Task statement:
Filter the records for lines holding the string "felt".

Extracted information:
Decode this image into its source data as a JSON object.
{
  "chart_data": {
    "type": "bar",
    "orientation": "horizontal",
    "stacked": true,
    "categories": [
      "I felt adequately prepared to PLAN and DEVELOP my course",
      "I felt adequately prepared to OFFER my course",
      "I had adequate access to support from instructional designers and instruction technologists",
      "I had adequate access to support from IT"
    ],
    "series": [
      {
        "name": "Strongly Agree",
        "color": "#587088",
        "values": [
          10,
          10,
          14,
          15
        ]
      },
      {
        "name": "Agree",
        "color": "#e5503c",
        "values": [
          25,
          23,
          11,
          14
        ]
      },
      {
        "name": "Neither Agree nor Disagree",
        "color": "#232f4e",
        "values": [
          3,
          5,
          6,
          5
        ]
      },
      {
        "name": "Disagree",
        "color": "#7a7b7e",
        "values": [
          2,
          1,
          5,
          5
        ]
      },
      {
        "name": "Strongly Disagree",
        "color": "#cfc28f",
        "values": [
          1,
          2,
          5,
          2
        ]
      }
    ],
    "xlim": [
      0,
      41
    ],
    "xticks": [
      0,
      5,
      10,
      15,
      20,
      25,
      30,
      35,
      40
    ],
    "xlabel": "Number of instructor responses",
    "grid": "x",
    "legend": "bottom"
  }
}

Exercise output:
      "I felt adequately prepared to PLAN and DEVELOP my course",
      "I felt adequately prepared to OFFER my course",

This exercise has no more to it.